## Data items
----
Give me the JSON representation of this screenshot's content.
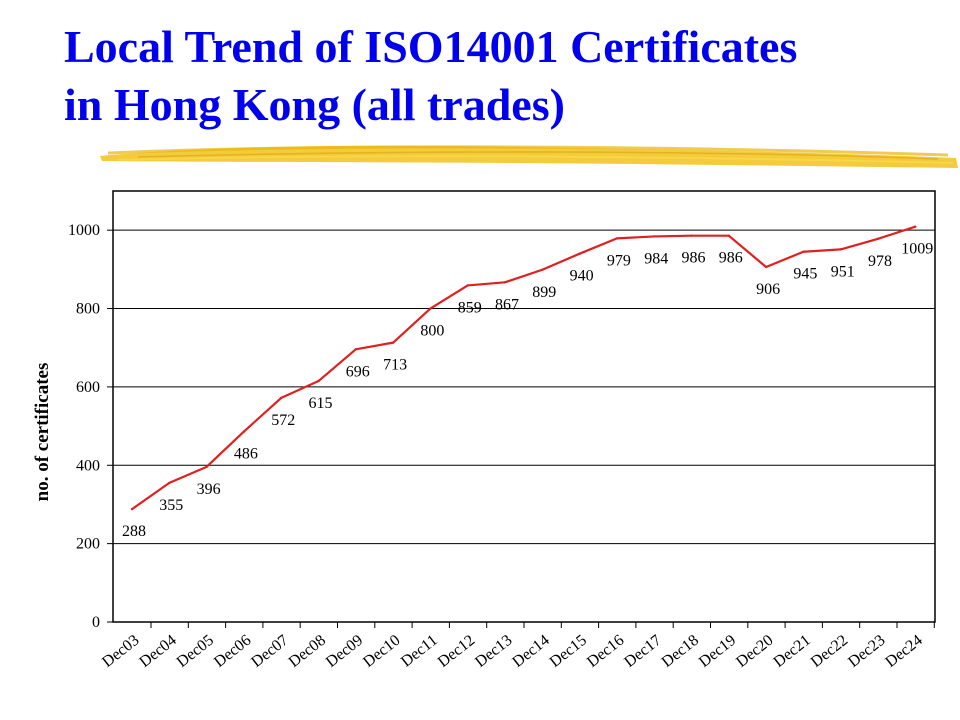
{
  "slide": {
    "title_line1": "Local Trend of ISO14001 Certificates",
    "title_line2": "in Hong Kong (all trades)"
  },
  "colors": {
    "title": "#0000ee",
    "brush_stroke": "#f2c21a",
    "line": "#e02020",
    "grid": "#000000"
  },
  "chart_data": {
    "type": "line",
    "title": "",
    "xlabel": "",
    "ylabel": "no. of certificates",
    "ylim": [
      0,
      1100
    ],
    "yticks": [
      0,
      200,
      400,
      600,
      800,
      1000
    ],
    "grid": true,
    "categories": [
      "Dec03",
      "Dec04",
      "Dec05",
      "Dec06",
      "Dec07",
      "Dec08",
      "Dec09",
      "Dec10",
      "Dec11",
      "Dec12",
      "Dec13",
      "Dec14",
      "Dec15",
      "Dec16",
      "Dec17",
      "Dec18",
      "Dec19",
      "Dec20",
      "Dec21",
      "Dec22",
      "Dec23",
      "Dec24"
    ],
    "series": [
      {
        "values": [
          288,
          355,
          396,
          486,
          572,
          615,
          696,
          713,
          800,
          859,
          867,
          899,
          940,
          979,
          984,
          986,
          986,
          906,
          945,
          951,
          978,
          1009
        ],
        "labels": [
          "288",
          "355",
          "396",
          "486",
          "572",
          "615",
          "696",
          "713",
          "800",
          "859",
          "867",
          "899",
          "940",
          "979",
          "984",
          "986",
          "986",
          "906",
          "945",
          "951",
          "978",
          "1009"
        ]
      }
    ]
  }
}
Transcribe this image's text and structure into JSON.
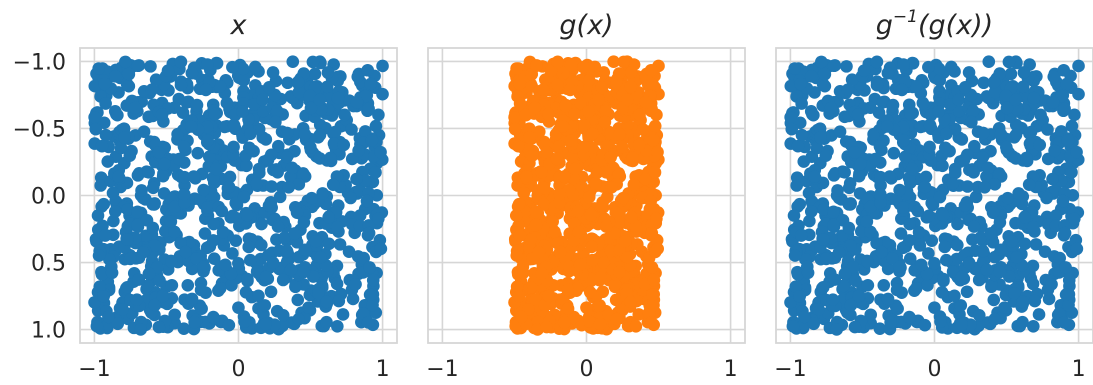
{
  "chart_data": [
    {
      "type": "scatter",
      "title": "x",
      "title_base": "",
      "title_sup": "",
      "title_rest": "",
      "color": "#1f77b4",
      "point_count": 1000,
      "distribution": "uniform",
      "x_range": [
        -1,
        1
      ],
      "y_range": [
        -1,
        1
      ],
      "xlim": [
        -1.1,
        1.1
      ],
      "ylim": [
        -1.1,
        1.1
      ],
      "xticks": [
        -1,
        0,
        1
      ],
      "xtick_labels": [
        "−1",
        "0",
        "1"
      ],
      "yticks": [
        -1.0,
        -0.5,
        0.0,
        0.5,
        1.0
      ],
      "ytick_labels": [
        "−1.0",
        "−0.5",
        "0.0",
        "0.5",
        "1.0"
      ],
      "show_yticklabels": true,
      "grid": true
    },
    {
      "type": "scatter",
      "title": "g(x)",
      "title_base": "",
      "title_sup": "",
      "title_rest": "",
      "color": "#ff7f0e",
      "point_count": 1000,
      "distribution": "uniform",
      "x_range": [
        -0.5,
        0.5
      ],
      "y_range": [
        -1,
        1
      ],
      "xlim": [
        -1.1,
        1.1
      ],
      "ylim": [
        -1.1,
        1.1
      ],
      "xticks": [
        -1,
        0,
        1
      ],
      "xtick_labels": [
        "−1",
        "0",
        "1"
      ],
      "yticks": [
        -1.0,
        -0.5,
        0.0,
        0.5,
        1.0
      ],
      "ytick_labels": [],
      "show_yticklabels": false,
      "grid": true
    },
    {
      "type": "scatter",
      "title": "g−1(g(x))",
      "title_base": "g",
      "title_sup": "−1",
      "title_rest": "(g(x))",
      "color": "#1f77b4",
      "point_count": 1000,
      "distribution": "uniform",
      "x_range": [
        -1,
        1
      ],
      "y_range": [
        -1,
        1
      ],
      "xlim": [
        -1.1,
        1.1
      ],
      "ylim": [
        -1.1,
        1.1
      ],
      "xticks": [
        -1,
        0,
        1
      ],
      "xtick_labels": [
        "−1",
        "0",
        "1"
      ],
      "yticks": [
        -1.0,
        -0.5,
        0.0,
        0.5,
        1.0
      ],
      "ytick_labels": [],
      "show_yticklabels": false,
      "grid": true
    }
  ]
}
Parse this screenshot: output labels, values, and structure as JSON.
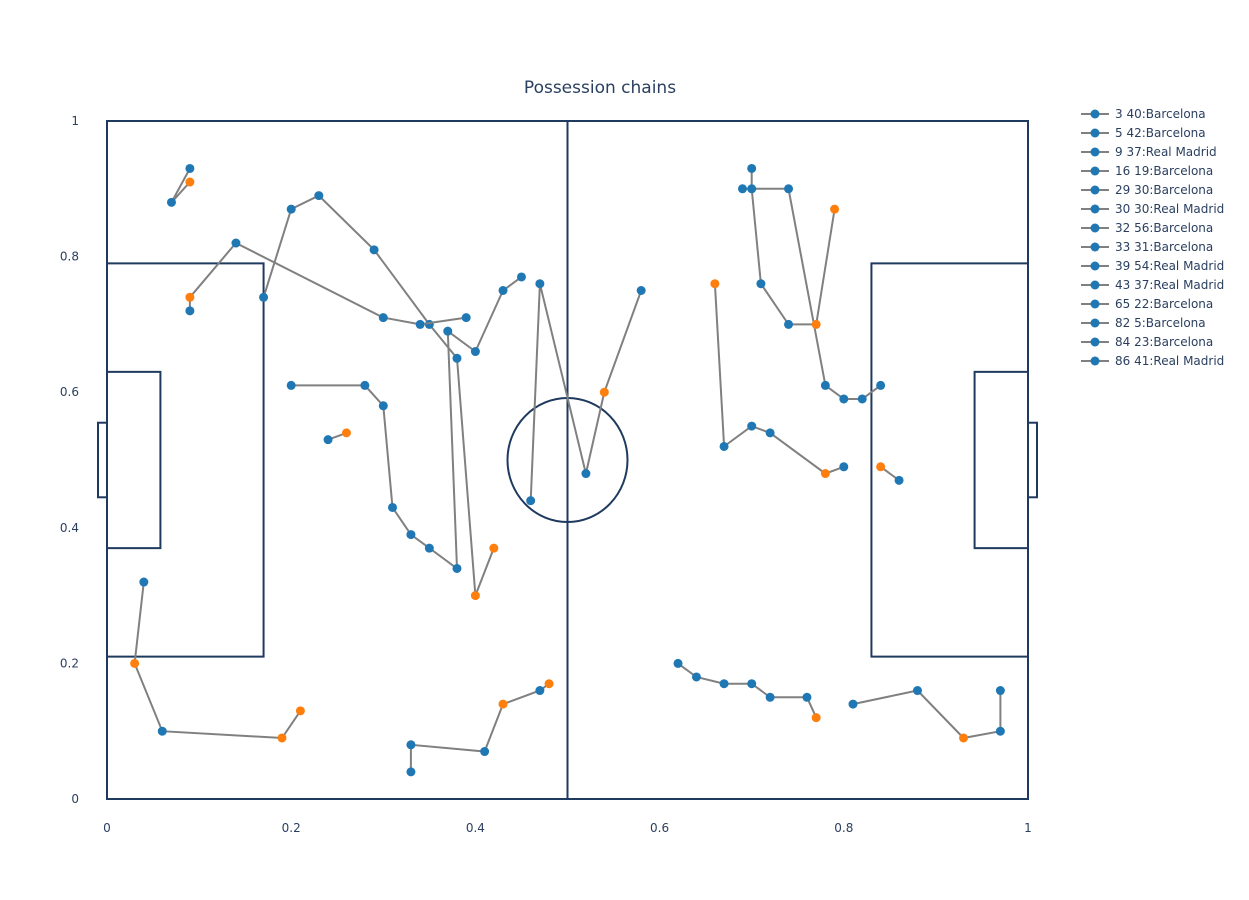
{
  "chart_data": {
    "type": "scatter",
    "title": "Possession chains",
    "xlim": [
      0,
      1
    ],
    "ylim": [
      0,
      1
    ],
    "x_ticks": [
      "0",
      "0.2",
      "0.4",
      "0.6",
      "0.8",
      "1"
    ],
    "y_ticks": [
      "0",
      "0.2",
      "0.4",
      "0.6",
      "0.8",
      "1"
    ],
    "grid": false,
    "legend_position": "top-right",
    "colors": {
      "line": "#808080",
      "pass_marker": "#1f77b4",
      "shot_marker": "#ff7f0e",
      "pitch_lines": "#1f3a5f"
    },
    "series": [
      {
        "name": "3 40:Barcelona",
        "points": [
          [
            0.2,
            0.61
          ],
          [
            0.28,
            0.61
          ],
          [
            0.3,
            0.58
          ],
          [
            0.31,
            0.43
          ],
          [
            0.33,
            0.39
          ],
          [
            0.35,
            0.37
          ],
          [
            0.38,
            0.34
          ],
          [
            0.37,
            0.69
          ],
          [
            0.4,
            0.66
          ],
          [
            0.43,
            0.75
          ],
          [
            0.45,
            0.77
          ]
        ],
        "shots": []
      },
      {
        "name": "5 42:Barcelona",
        "points": [
          [
            0.09,
            0.93
          ],
          [
            0.07,
            0.88
          ],
          [
            0.09,
            0.91
          ]
        ],
        "shots": [
          [
            0.09,
            0.91
          ]
        ]
      },
      {
        "name": "9 37:Real Madrid",
        "points": [
          [
            0.86,
            0.47
          ],
          [
            0.84,
            0.49
          ]
        ],
        "shots": [
          [
            0.84,
            0.49
          ]
        ]
      },
      {
        "name": "16 19:Barcelona",
        "points": [
          [
            0.24,
            0.53
          ],
          [
            0.26,
            0.54
          ]
        ],
        "shots": [
          [
            0.26,
            0.54
          ]
        ]
      },
      {
        "name": "29 30:Barcelona",
        "points": [
          [
            0.17,
            0.74
          ],
          [
            0.2,
            0.87
          ],
          [
            0.23,
            0.89
          ],
          [
            0.29,
            0.81
          ],
          [
            0.35,
            0.7
          ],
          [
            0.38,
            0.65
          ],
          [
            0.4,
            0.3
          ],
          [
            0.42,
            0.37
          ]
        ],
        "shots": [
          [
            0.4,
            0.3
          ],
          [
            0.42,
            0.37
          ]
        ]
      },
      {
        "name": "30 30:Real Madrid",
        "points": [
          [
            0.69,
            0.9
          ],
          [
            0.74,
            0.9
          ],
          [
            0.78,
            0.61
          ],
          [
            0.8,
            0.59
          ],
          [
            0.82,
            0.59
          ],
          [
            0.84,
            0.61
          ]
        ],
        "shots": []
      },
      {
        "name": "32 56:Barcelona",
        "points": [
          [
            0.09,
            0.72
          ],
          [
            0.09,
            0.74
          ],
          [
            0.14,
            0.82
          ],
          [
            0.3,
            0.71
          ],
          [
            0.34,
            0.7
          ],
          [
            0.39,
            0.71
          ]
        ],
        "shots": [
          [
            0.09,
            0.74
          ]
        ]
      },
      {
        "name": "33 31:Barcelona",
        "points": [
          [
            0.46,
            0.44
          ],
          [
            0.47,
            0.76
          ],
          [
            0.52,
            0.48
          ],
          [
            0.54,
            0.6
          ],
          [
            0.58,
            0.75
          ]
        ],
        "shots": [
          [
            0.54,
            0.6
          ]
        ]
      },
      {
        "name": "39 54:Real Madrid",
        "points": [
          [
            0.7,
            0.93
          ],
          [
            0.7,
            0.9
          ],
          [
            0.71,
            0.76
          ],
          [
            0.74,
            0.7
          ],
          [
            0.77,
            0.7
          ],
          [
            0.79,
            0.87
          ]
        ],
        "shots": [
          [
            0.79,
            0.87
          ],
          [
            0.77,
            0.7
          ]
        ]
      },
      {
        "name": "43 37:Real Madrid",
        "points": [
          [
            0.66,
            0.76
          ],
          [
            0.67,
            0.52
          ],
          [
            0.7,
            0.55
          ],
          [
            0.72,
            0.54
          ],
          [
            0.78,
            0.48
          ],
          [
            0.8,
            0.49
          ]
        ],
        "shots": [
          [
            0.66,
            0.76
          ],
          [
            0.78,
            0.48
          ]
        ]
      },
      {
        "name": "65 22:Barcelona",
        "points": [
          [
            0.04,
            0.32
          ],
          [
            0.03,
            0.2
          ],
          [
            0.06,
            0.1
          ],
          [
            0.19,
            0.09
          ],
          [
            0.21,
            0.13
          ]
        ],
        "shots": [
          [
            0.03,
            0.2
          ],
          [
            0.19,
            0.09
          ],
          [
            0.21,
            0.13
          ]
        ]
      },
      {
        "name": "82 5:Barcelona",
        "points": [
          [
            0.33,
            0.04
          ],
          [
            0.33,
            0.08
          ],
          [
            0.41,
            0.07
          ],
          [
            0.43,
            0.14
          ],
          [
            0.47,
            0.16
          ],
          [
            0.48,
            0.17
          ]
        ],
        "shots": [
          [
            0.43,
            0.14
          ],
          [
            0.48,
            0.17
          ]
        ]
      },
      {
        "name": "84 23:Barcelona",
        "points": [
          [
            0.62,
            0.2
          ],
          [
            0.64,
            0.18
          ],
          [
            0.67,
            0.17
          ],
          [
            0.7,
            0.17
          ],
          [
            0.72,
            0.15
          ],
          [
            0.76,
            0.15
          ],
          [
            0.77,
            0.12
          ]
        ],
        "shots": [
          [
            0.77,
            0.12
          ]
        ]
      },
      {
        "name": "86 41:Real Madrid",
        "points": [
          [
            0.81,
            0.14
          ],
          [
            0.88,
            0.16
          ],
          [
            0.93,
            0.09
          ],
          [
            0.97,
            0.1
          ],
          [
            0.97,
            0.16
          ]
        ],
        "shots": [
          [
            0.93,
            0.09
          ]
        ]
      }
    ]
  }
}
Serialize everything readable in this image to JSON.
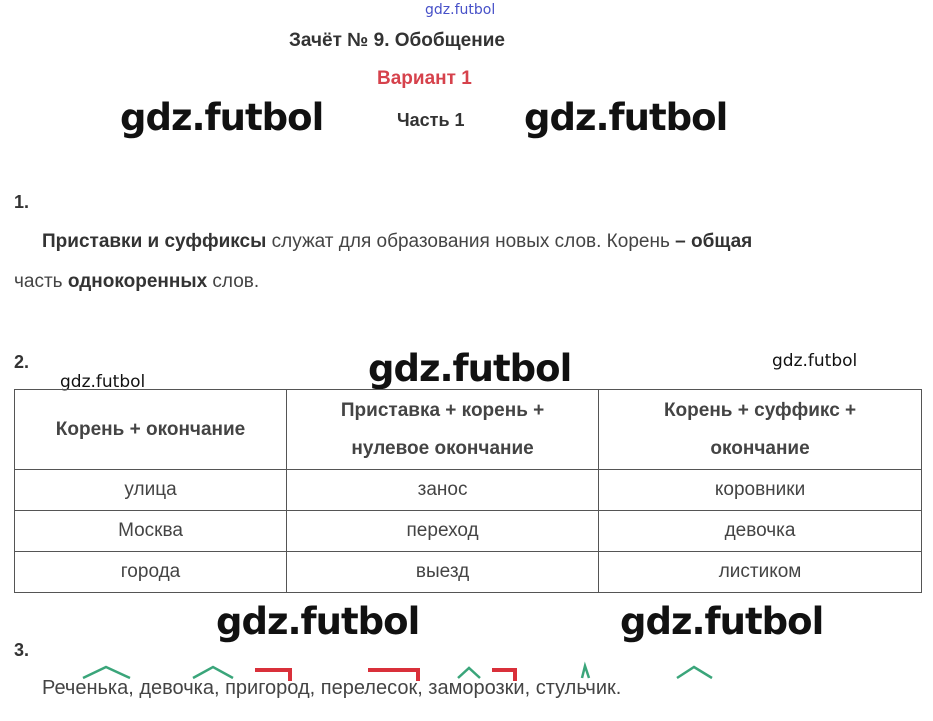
{
  "watermark": "gdz.futbol",
  "header": {
    "title": "Зачёт № 9. Обобщение",
    "variant": "Вариант 1",
    "part": "Часть 1"
  },
  "task1": {
    "number": "1.",
    "bold1": "Приставки и суффиксы",
    "text1": " служат для образования новых слов. Корень ",
    "bold2": "– общая",
    "text2": "часть ",
    "bold3": "однокоренных",
    "text3": " слов."
  },
  "task2": {
    "number": "2.",
    "headers": [
      "Корень + окончание",
      "Приставка + корень + нулевое окончание",
      "Корень + суффикс + окончание"
    ],
    "rows": [
      [
        "улица",
        "занос",
        "коровники"
      ],
      [
        "Москва",
        "переход",
        "девочка"
      ],
      [
        "города",
        "выезд",
        "листиком"
      ]
    ]
  },
  "task3": {
    "number": "3.",
    "text": "Реченька, девочка, пригород, перелесок, заморозки, стульчик.",
    "colors": {
      "suffix": "#3aa57a",
      "prefix": "#d9303a"
    }
  }
}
----
## Task details
Starting from the line where "Serialize everything readable" appears, copy every line through the end of the material, both ends included, but no pictures.

## Solution to this problem
Serialize everything readable in this image to JSON.
{
  "watermark": "gdz.futbol",
  "header": {
    "title": "Зачёт № 9. Обобщение",
    "variant": "Вариант 1",
    "part": "Часть 1"
  },
  "task1": {
    "number": "1.",
    "bold1": "Приставки и суффиксы",
    "text1": " служат для образования новых слов. Корень ",
    "bold2": "– общая",
    "text2": "часть ",
    "bold3": "однокоренных",
    "text3": " слов."
  },
  "task2": {
    "number": "2.",
    "headers": [
      "Корень + окончание",
      "Приставка + корень + нулевое окончание",
      "Корень + суффикс + окончание"
    ],
    "rows": [
      [
        "улица",
        "занос",
        "коровники"
      ],
      [
        "Москва",
        "переход",
        "девочка"
      ],
      [
        "города",
        "выезд",
        "листиком"
      ]
    ]
  },
  "task3": {
    "number": "3.",
    "text": "Реченька, девочка, пригород, перелесок, заморозки, стульчик.",
    "colors": {
      "suffix": "#3aa57a",
      "prefix": "#d9303a"
    }
  }
}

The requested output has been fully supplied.